■ Passage to read ■
+---+
While overall sales were up 16.4 percent from February, BMO Economics suggests that once adjusted for seasonal factors — March is supposed to be a busier month for home sales to begin with — activity continues to trend lower.
“Let’s just say that any relief on the mortgage rate front would be very welcome in this market,” writes BMO Senior Economist Robert Kavcic in a note.
That may be in the cards for the short-term if a recent British Columbia Real Estate Association forecast comes to pass.
In the meantime, home prices fell amid tapering demand in March. The benchmark price of a Metro Vancouver home, including all housing types, was $1,011,200, down 7.7 percent annually and 0.5 percent lower than February.
In the detached segment, the benchmark price plunged 10.5 percent year-over-year to $1,437,100. The benchmark condo prices slumped 5.9 percent, hitting $656,900 last month. Attached home pricing fell at roughly the same rate to $783,600.
REBGV favours the benchmark price to gauge real price trends. The benchmark doesn’t include top-tier or low-end properties, which can skew averages, and instead is calculated by looking at value fluctuations for typical homes, based on factors such as location, square footage, and the number of rooms in a dwelling.
“Housing demand today isn’t aligning with our growing economy and low unemployment rates. The market trends we’re seeing are largely policy induced,” says Ashley Smith, REBGV’s president, in a statement.
“For three years, governments at all levels have imposed new taxes and borrowing requirements on to the housing market,” Smith continues.
From the city’s empty homes tax to the province’s foreign-homebuyer tax for Metro Vancouver — and subsequent increase — a number of measures have been implemented to address affordability issues in the Lower Mainland, with some questioning their effectiveness.
Much of the recent debate, however, has targeted tougher mortgage rules that the federal government brought forward in January 2018. Realtors in the province have largely blamed the decision to expand mortgage stress testing to uninsured mortgages for the collapse in home sales and prices.
The policy move means that even if a borrower has a 20-percent downpayment, they still have to qualify at a mortgage rate that is 200 basis points above their contract rate.
“What policymakers are failing to recognize is that demand-side measures don’t eliminate demand, they sideline potential home buyers in the short term. That demand is ultimately satisfied down the line because shelter needs don’t go away,” Smith states.
“Using public policy to delay local demand in the housing market just feeds disruptive cycles that have been so well-documented in our region.”
+---+
[Rows from a layout dataset]

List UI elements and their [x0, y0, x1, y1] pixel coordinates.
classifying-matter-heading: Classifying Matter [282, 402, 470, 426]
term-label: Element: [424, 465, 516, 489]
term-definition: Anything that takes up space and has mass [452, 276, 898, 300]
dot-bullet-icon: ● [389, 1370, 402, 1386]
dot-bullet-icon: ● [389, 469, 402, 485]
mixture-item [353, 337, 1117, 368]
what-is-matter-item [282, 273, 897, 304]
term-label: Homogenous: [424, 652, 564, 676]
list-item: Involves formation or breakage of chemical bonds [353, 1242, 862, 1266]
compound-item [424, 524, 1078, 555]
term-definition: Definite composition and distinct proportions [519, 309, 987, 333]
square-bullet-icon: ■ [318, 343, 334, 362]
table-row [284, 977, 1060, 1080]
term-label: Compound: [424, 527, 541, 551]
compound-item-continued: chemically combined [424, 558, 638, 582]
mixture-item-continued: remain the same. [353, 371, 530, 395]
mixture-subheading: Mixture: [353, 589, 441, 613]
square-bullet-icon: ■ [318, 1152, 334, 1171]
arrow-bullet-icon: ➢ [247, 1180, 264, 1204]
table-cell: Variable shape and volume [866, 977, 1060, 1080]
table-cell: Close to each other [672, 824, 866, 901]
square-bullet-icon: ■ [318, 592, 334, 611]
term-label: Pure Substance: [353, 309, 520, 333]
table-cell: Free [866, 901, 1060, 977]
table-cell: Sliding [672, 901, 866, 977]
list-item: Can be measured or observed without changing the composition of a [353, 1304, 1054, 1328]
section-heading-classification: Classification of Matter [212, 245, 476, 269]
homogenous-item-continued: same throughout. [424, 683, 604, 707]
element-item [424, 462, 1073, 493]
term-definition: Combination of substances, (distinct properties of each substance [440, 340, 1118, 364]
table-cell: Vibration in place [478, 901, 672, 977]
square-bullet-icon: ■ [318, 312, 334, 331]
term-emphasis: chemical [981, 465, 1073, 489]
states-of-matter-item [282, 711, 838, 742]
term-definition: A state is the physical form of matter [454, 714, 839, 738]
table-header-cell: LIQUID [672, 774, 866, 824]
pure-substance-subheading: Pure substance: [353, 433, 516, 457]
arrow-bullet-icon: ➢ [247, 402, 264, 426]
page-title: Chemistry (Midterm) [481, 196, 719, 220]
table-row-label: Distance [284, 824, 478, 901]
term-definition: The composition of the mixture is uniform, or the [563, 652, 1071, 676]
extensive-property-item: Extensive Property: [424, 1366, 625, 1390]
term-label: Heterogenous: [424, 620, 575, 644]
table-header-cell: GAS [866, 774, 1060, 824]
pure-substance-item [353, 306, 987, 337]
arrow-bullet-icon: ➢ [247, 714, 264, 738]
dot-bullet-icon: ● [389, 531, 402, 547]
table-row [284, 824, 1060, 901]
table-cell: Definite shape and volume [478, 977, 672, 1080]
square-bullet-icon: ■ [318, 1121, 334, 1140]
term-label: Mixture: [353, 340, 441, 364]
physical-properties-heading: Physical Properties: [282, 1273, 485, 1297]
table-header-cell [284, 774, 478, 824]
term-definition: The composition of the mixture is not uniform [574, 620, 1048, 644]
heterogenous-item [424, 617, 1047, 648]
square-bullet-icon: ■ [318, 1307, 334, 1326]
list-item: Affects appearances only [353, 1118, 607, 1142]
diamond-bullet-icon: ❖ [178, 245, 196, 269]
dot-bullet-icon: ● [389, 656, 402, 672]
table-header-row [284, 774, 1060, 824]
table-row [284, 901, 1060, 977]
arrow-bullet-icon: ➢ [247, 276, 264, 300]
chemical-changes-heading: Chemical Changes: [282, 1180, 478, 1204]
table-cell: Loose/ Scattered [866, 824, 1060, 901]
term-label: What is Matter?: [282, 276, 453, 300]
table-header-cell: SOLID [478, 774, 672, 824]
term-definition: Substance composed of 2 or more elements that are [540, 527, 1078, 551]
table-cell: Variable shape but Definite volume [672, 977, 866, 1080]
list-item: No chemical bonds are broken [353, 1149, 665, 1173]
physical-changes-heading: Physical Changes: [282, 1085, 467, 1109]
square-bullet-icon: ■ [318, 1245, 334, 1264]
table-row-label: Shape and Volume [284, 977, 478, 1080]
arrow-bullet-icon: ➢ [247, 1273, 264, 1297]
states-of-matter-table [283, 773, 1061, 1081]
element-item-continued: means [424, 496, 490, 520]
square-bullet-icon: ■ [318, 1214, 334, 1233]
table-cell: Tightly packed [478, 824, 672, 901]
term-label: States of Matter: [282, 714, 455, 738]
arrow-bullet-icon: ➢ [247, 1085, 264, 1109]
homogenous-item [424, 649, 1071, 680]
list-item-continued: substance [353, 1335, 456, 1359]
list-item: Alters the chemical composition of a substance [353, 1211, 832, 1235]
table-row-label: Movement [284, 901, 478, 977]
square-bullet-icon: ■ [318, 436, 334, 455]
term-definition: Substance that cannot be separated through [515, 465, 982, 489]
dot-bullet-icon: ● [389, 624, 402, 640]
+---+
Answer these questions about the Metro Vancouver housing article above:
1. What was the benchmark price of a detached home?
2. Who is REBGV's president?
3. How far above their contract rate must a borrower qualify under the expanded stress testing?

■ Result for this task ■
1. $1,437,100
2. Ashley Smith
3. 200 basis points